TASK INPUTS:
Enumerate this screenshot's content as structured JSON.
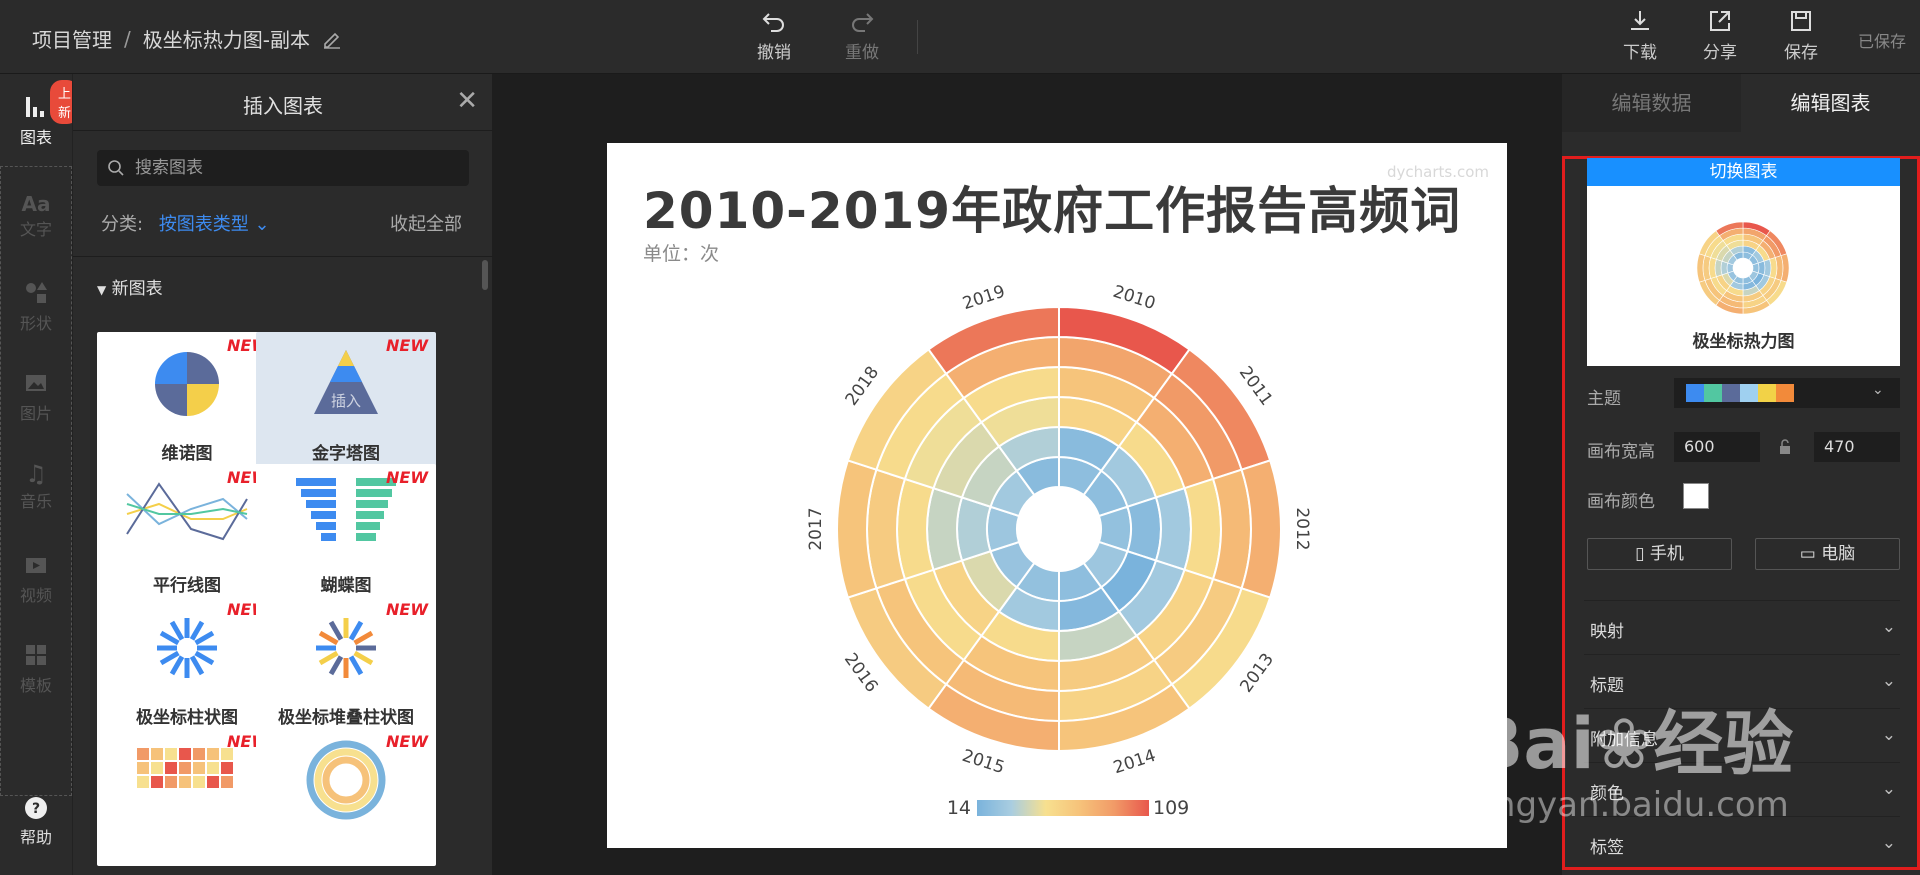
{
  "header": {
    "breadcrumb_root": "项目管理",
    "breadcrumb_sep": "/",
    "project_name": "极坐标热力图-副本",
    "undo": "撤销",
    "redo": "重做",
    "download": "下载",
    "share": "分享",
    "save": "保存",
    "saved_status": "已保存"
  },
  "rail": {
    "badge": "上新",
    "items": [
      {
        "label": "图表",
        "icon": "chart-icon"
      },
      {
        "label": "文字",
        "icon": "text-icon"
      },
      {
        "label": "形状",
        "icon": "shape-icon"
      },
      {
        "label": "图片",
        "icon": "image-icon"
      },
      {
        "label": "音乐",
        "icon": "music-icon"
      },
      {
        "label": "视频",
        "icon": "video-icon"
      },
      {
        "label": "模板",
        "icon": "template-icon"
      }
    ],
    "help": "帮助"
  },
  "panel": {
    "title": "插入图表",
    "search_placeholder": "搜索图表",
    "category_label": "分类:",
    "category_value": "按图表类型",
    "collapse_all": "收起全部",
    "group": "新图表",
    "new_tag": "NEW",
    "cards": [
      {
        "label": "维诺图"
      },
      {
        "label": "金字塔图",
        "overlay": "插入"
      },
      {
        "label": "平行线图"
      },
      {
        "label": "蝴蝶图"
      },
      {
        "label": "极坐标柱状图"
      },
      {
        "label": "极坐标堆叠柱状图"
      },
      {
        "label": ""
      },
      {
        "label": ""
      }
    ]
  },
  "chart": {
    "title": "2010-2019年政府工作报告高频词",
    "unit": "单位：次",
    "watermark": "dycharts.com",
    "legend_min": "14",
    "legend_max": "109",
    "colors": [
      "#7ab3dc",
      "#a9cde0",
      "#f7e08f",
      "#f6c27a",
      "#f19a67",
      "#e8574c"
    ]
  },
  "chart_data": {
    "type": "heatmap",
    "title": "2010-2019年政府工作报告高频词",
    "subtitle": "单位：次",
    "categories": [
      "2010",
      "2011",
      "2012",
      "2013",
      "2014",
      "2015",
      "2016",
      "2017",
      "2018",
      "2019"
    ],
    "rings": 6,
    "value_range": [
      14,
      109
    ],
    "values": [
      [
        22,
        20,
        60,
        70,
        85,
        109
      ],
      [
        22,
        30,
        55,
        80,
        90,
        95
      ],
      [
        24,
        20,
        30,
        55,
        75,
        80
      ],
      [
        28,
        14,
        30,
        60,
        65,
        55
      ],
      [
        22,
        18,
        40,
        65,
        60,
        70
      ],
      [
        24,
        30,
        55,
        70,
        75,
        80
      ],
      [
        26,
        45,
        60,
        55,
        70,
        65
      ],
      [
        28,
        35,
        40,
        55,
        65,
        70
      ],
      [
        30,
        40,
        45,
        50,
        55,
        60
      ],
      [
        20,
        35,
        50,
        55,
        80,
        100
      ]
    ]
  },
  "right": {
    "tab_data": "编辑数据",
    "tab_chart": "编辑图表",
    "switch_chart": "切换图表",
    "preview_label": "极坐标热力图",
    "theme_label": "主题",
    "theme_colors": [
      "#3d8bf0",
      "#52c7a1",
      "#5b6b9a",
      "#9fd0f0",
      "#f2d247",
      "#f28a3a"
    ],
    "canvas_size_label": "画布宽高",
    "width": "600",
    "height": "470",
    "canvas_color_label": "画布颜色",
    "mobile": "手机",
    "desktop": "电脑",
    "sections": [
      "映射",
      "标题",
      "附加信息",
      "颜色",
      "标签"
    ]
  },
  "watermark": {
    "brand": "Bai",
    "brand_cn": "经验",
    "url": "jingyan.baidu.com"
  }
}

DIRECTIONS FOR THIS TASK:
Looking at the data above, show all lines where the word "极坐标热力图" occurs.

CORRECT ANSWER:
    "project_name": "极坐标热力图-副本",
    "preview_label": "极坐标热力图",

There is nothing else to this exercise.